**EXERCISE DESCRIPTION**
Say how many lines include the word "Дислокация", using only a number.

═══ RECORDED DATA

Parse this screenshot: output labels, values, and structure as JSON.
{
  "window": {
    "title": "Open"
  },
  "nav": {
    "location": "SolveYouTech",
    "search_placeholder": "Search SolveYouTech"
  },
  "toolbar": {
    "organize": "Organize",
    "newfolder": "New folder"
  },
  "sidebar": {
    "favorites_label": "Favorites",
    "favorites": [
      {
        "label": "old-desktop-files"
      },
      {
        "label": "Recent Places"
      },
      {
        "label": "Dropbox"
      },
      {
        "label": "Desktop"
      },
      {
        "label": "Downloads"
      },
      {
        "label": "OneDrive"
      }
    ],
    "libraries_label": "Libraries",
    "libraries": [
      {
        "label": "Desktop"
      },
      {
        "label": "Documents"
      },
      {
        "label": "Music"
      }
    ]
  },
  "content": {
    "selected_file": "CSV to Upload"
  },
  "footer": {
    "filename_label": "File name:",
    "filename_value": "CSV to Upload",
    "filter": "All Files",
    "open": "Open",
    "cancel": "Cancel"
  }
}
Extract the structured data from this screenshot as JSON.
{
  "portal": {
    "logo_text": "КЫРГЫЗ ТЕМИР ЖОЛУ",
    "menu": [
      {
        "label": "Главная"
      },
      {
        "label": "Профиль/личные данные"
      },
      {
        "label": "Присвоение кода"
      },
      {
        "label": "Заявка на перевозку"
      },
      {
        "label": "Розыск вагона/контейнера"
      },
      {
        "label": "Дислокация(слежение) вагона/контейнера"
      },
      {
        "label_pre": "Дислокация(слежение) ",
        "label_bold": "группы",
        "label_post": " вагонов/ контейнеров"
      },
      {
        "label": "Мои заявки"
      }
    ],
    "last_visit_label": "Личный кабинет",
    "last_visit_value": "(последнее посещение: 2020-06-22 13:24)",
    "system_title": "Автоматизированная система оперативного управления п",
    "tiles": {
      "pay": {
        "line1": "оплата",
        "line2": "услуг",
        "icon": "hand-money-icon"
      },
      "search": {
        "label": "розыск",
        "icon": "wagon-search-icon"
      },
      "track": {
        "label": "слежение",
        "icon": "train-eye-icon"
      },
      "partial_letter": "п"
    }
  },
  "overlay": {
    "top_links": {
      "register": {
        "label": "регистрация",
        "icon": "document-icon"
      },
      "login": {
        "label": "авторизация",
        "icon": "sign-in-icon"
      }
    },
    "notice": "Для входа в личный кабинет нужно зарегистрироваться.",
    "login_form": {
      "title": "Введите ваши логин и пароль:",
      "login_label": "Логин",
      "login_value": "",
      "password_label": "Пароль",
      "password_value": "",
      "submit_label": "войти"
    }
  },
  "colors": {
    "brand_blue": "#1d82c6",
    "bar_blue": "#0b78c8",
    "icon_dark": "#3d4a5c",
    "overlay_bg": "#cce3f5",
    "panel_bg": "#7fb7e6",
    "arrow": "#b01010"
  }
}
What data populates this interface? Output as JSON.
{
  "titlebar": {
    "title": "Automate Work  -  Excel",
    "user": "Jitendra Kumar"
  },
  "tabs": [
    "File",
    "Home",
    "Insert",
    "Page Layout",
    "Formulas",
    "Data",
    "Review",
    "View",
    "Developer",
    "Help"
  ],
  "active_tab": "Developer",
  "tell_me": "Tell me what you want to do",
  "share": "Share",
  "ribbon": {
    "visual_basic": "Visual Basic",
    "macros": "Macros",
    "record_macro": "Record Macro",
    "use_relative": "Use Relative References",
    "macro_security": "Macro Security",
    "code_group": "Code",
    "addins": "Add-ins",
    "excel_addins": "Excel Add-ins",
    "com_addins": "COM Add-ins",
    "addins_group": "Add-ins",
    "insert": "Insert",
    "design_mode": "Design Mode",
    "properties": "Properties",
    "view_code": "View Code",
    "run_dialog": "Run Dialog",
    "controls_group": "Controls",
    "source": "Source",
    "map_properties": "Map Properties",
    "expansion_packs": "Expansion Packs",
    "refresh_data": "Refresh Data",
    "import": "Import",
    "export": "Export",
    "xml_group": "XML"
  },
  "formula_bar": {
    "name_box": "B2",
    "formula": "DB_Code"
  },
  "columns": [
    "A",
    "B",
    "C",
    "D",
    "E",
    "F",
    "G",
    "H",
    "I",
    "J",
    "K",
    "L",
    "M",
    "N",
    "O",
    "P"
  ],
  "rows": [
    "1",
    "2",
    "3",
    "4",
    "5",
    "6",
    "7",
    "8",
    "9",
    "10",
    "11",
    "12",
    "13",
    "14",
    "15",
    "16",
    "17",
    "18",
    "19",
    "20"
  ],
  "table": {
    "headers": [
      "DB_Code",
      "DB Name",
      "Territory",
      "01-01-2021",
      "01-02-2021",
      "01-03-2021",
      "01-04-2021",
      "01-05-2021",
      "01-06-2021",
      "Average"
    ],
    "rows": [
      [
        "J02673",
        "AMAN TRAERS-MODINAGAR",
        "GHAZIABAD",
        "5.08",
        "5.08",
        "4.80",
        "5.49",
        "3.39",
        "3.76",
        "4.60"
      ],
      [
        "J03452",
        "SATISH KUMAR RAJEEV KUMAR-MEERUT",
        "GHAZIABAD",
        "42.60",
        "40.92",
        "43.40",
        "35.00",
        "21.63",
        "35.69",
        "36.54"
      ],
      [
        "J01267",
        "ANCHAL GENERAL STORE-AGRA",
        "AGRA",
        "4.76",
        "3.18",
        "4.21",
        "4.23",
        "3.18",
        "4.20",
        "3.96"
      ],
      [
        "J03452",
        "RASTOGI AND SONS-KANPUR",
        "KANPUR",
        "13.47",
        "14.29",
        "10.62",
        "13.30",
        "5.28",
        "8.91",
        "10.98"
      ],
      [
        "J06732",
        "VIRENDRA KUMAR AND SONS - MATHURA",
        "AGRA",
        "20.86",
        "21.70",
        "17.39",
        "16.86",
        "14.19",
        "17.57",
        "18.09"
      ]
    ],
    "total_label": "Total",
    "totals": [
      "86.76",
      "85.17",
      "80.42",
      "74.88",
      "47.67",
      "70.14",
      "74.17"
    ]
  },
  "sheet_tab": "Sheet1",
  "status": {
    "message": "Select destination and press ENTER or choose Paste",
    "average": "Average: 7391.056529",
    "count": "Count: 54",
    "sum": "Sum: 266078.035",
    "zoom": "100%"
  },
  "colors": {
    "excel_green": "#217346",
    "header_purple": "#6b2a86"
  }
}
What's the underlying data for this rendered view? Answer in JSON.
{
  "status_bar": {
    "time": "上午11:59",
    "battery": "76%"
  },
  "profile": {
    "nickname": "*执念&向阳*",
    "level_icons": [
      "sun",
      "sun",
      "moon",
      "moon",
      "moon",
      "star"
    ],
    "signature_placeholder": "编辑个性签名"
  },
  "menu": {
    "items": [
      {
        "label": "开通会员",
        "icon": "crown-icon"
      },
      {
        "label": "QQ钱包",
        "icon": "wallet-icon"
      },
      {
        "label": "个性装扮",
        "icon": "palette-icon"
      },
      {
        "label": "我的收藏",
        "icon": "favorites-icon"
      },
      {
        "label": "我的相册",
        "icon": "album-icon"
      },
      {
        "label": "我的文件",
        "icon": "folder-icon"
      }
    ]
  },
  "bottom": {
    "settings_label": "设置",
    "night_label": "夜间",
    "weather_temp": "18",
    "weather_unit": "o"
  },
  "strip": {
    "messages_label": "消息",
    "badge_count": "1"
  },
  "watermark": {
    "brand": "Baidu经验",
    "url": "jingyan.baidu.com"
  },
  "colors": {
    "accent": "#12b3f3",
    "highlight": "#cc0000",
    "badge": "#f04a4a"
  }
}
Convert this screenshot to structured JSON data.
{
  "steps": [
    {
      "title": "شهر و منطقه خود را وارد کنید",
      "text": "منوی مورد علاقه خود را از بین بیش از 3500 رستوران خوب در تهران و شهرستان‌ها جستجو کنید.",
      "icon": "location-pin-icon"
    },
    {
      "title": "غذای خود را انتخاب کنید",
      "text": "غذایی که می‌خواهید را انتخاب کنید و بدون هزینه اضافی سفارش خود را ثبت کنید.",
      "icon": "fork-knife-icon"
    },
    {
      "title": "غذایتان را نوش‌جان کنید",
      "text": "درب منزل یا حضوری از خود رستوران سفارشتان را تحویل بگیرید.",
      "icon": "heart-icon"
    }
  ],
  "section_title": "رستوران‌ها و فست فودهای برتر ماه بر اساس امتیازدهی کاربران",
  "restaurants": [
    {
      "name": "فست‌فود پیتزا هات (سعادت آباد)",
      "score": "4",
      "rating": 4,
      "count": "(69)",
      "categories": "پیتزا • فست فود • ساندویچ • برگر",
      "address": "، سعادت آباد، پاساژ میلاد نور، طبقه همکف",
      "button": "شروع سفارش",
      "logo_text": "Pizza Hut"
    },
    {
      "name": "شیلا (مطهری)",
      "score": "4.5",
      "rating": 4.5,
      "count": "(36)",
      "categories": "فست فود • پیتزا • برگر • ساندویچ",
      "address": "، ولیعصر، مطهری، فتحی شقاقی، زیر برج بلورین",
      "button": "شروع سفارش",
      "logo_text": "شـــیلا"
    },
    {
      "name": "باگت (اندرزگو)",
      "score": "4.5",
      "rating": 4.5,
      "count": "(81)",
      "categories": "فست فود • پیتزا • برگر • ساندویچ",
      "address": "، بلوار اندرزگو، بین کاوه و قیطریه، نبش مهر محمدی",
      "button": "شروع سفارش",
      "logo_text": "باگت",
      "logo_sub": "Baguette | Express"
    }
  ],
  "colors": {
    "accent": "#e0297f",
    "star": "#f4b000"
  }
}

══════

**EXERCISE RESPONSE**
2